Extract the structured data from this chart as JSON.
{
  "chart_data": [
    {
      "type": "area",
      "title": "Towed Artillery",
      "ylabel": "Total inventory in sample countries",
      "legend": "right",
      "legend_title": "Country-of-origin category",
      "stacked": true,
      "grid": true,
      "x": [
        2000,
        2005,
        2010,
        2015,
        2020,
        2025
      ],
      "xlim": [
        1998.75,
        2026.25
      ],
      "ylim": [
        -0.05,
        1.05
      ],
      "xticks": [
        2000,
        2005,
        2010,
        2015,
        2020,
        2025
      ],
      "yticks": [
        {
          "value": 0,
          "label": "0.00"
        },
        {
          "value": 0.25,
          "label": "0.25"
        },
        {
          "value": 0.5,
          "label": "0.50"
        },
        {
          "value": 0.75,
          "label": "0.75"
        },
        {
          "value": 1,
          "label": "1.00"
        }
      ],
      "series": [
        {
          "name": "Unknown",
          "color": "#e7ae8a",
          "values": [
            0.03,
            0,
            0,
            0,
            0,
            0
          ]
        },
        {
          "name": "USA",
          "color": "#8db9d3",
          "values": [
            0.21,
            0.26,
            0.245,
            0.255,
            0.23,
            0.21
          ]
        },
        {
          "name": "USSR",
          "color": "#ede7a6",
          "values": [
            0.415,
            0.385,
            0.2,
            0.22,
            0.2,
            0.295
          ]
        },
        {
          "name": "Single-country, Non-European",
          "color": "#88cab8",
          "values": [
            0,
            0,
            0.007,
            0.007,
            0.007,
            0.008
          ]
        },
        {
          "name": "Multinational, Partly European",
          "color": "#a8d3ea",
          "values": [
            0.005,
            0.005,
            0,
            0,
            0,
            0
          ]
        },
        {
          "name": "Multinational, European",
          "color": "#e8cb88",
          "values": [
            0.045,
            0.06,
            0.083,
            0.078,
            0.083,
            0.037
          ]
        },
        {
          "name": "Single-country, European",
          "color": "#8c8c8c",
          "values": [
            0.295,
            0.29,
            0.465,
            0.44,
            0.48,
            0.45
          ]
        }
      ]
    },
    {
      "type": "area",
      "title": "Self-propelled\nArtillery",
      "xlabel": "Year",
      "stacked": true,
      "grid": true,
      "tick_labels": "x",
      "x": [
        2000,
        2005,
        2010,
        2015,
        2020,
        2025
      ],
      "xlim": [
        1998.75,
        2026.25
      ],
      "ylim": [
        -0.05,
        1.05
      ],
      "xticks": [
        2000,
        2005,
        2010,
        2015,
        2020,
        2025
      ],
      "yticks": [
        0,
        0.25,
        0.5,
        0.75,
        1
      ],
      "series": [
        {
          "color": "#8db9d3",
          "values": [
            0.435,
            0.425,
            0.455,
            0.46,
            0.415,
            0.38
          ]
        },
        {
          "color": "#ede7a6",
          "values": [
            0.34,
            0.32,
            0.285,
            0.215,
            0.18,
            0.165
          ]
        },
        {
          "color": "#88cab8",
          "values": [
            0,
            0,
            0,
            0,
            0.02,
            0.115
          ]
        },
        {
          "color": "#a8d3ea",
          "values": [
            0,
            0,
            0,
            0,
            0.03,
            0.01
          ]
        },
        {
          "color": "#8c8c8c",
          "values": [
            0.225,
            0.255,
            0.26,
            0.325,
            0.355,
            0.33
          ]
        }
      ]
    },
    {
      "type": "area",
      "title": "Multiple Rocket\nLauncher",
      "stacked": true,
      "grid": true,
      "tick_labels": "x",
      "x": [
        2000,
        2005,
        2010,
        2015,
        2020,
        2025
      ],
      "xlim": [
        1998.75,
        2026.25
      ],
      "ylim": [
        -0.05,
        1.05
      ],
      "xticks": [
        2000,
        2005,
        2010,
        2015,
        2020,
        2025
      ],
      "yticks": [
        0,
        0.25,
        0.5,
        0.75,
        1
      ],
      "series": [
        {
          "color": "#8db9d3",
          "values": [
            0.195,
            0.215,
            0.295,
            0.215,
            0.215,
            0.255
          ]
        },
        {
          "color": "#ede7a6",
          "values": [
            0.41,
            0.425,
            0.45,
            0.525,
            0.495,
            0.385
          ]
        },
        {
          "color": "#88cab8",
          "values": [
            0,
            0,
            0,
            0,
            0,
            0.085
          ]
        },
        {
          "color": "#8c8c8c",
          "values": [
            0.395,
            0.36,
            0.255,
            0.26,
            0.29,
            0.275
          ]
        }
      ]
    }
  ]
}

-- Objective --
Write down all the entries again without a single difference.

-- Complete output --
Extract the structured data from this chart as JSON.
{
  "chart_data": [
    {
      "type": "area",
      "title": "Towed Artillery",
      "ylabel": "Total inventory in sample countries",
      "legend": "right",
      "legend_title": "Country-of-origin category",
      "stacked": true,
      "grid": true,
      "x": [
        2000,
        2005,
        2010,
        2015,
        2020,
        2025
      ],
      "xlim": [
        1998.75,
        2026.25
      ],
      "ylim": [
        -0.05,
        1.05
      ],
      "xticks": [
        2000,
        2005,
        2010,
        2015,
        2020,
        2025
      ],
      "yticks": [
        {
          "value": 0,
          "label": "0.00"
        },
        {
          "value": 0.25,
          "label": "0.25"
        },
        {
          "value": 0.5,
          "label": "0.50"
        },
        {
          "value": 0.75,
          "label": "0.75"
        },
        {
          "value": 1,
          "label": "1.00"
        }
      ],
      "series": [
        {
          "name": "Unknown",
          "color": "#e7ae8a",
          "values": [
            0.03,
            0,
            0,
            0,
            0,
            0
          ]
        },
        {
          "name": "USA",
          "color": "#8db9d3",
          "values": [
            0.21,
            0.26,
            0.245,
            0.255,
            0.23,
            0.21
          ]
        },
        {
          "name": "USSR",
          "color": "#ede7a6",
          "values": [
            0.415,
            0.385,
            0.2,
            0.22,
            0.2,
            0.295
          ]
        },
        {
          "name": "Single-country, Non-European",
          "color": "#88cab8",
          "values": [
            0,
            0,
            0.007,
            0.007,
            0.007,
            0.008
          ]
        },
        {
          "name": "Multinational, Partly European",
          "color": "#a8d3ea",
          "values": [
            0.005,
            0.005,
            0,
            0,
            0,
            0
          ]
        },
        {
          "name": "Multinational, European",
          "color": "#e8cb88",
          "values": [
            0.045,
            0.06,
            0.083,
            0.078,
            0.083,
            0.037
          ]
        },
        {
          "name": "Single-country, European",
          "color": "#8c8c8c",
          "values": [
            0.295,
            0.29,
            0.465,
            0.44,
            0.48,
            0.45
          ]
        }
      ]
    },
    {
      "type": "area",
      "title": "Self-propelled\nArtillery",
      "xlabel": "Year",
      "stacked": true,
      "grid": true,
      "tick_labels": "x",
      "x": [
        2000,
        2005,
        2010,
        2015,
        2020,
        2025
      ],
      "xlim": [
        1998.75,
        2026.25
      ],
      "ylim": [
        -0.05,
        1.05
      ],
      "xticks": [
        2000,
        2005,
        2010,
        2015,
        2020,
        2025
      ],
      "yticks": [
        0,
        0.25,
        0.5,
        0.75,
        1
      ],
      "series": [
        {
          "color": "#8db9d3",
          "values": [
            0.435,
            0.425,
            0.455,
            0.46,
            0.415,
            0.38
          ]
        },
        {
          "color": "#ede7a6",
          "values": [
            0.34,
            0.32,
            0.285,
            0.215,
            0.18,
            0.165
          ]
        },
        {
          "color": "#88cab8",
          "values": [
            0,
            0,
            0,
            0,
            0.02,
            0.115
          ]
        },
        {
          "color": "#a8d3ea",
          "values": [
            0,
            0,
            0,
            0,
            0.03,
            0.01
          ]
        },
        {
          "color": "#8c8c8c",
          "values": [
            0.225,
            0.255,
            0.26,
            0.325,
            0.355,
            0.33
          ]
        }
      ]
    },
    {
      "type": "area",
      "title": "Multiple Rocket\nLauncher",
      "stacked": true,
      "grid": true,
      "tick_labels": "x",
      "x": [
        2000,
        2005,
        2010,
        2015,
        2020,
        2025
      ],
      "xlim": [
        1998.75,
        2026.25
      ],
      "ylim": [
        -0.05,
        1.05
      ],
      "xticks": [
        2000,
        2005,
        2010,
        2015,
        2020,
        2025
      ],
      "yticks": [
        0,
        0.25,
        0.5,
        0.75,
        1
      ],
      "series": [
        {
          "color": "#8db9d3",
          "values": [
            0.195,
            0.215,
            0.295,
            0.215,
            0.215,
            0.255
          ]
        },
        {
          "color": "#ede7a6",
          "values": [
            0.41,
            0.425,
            0.45,
            0.525,
            0.495,
            0.385
          ]
        },
        {
          "color": "#88cab8",
          "values": [
            0,
            0,
            0,
            0,
            0,
            0.085
          ]
        },
        {
          "color": "#8c8c8c",
          "values": [
            0.395,
            0.36,
            0.255,
            0.26,
            0.29,
            0.275
          ]
        }
      ]
    }
  ]
}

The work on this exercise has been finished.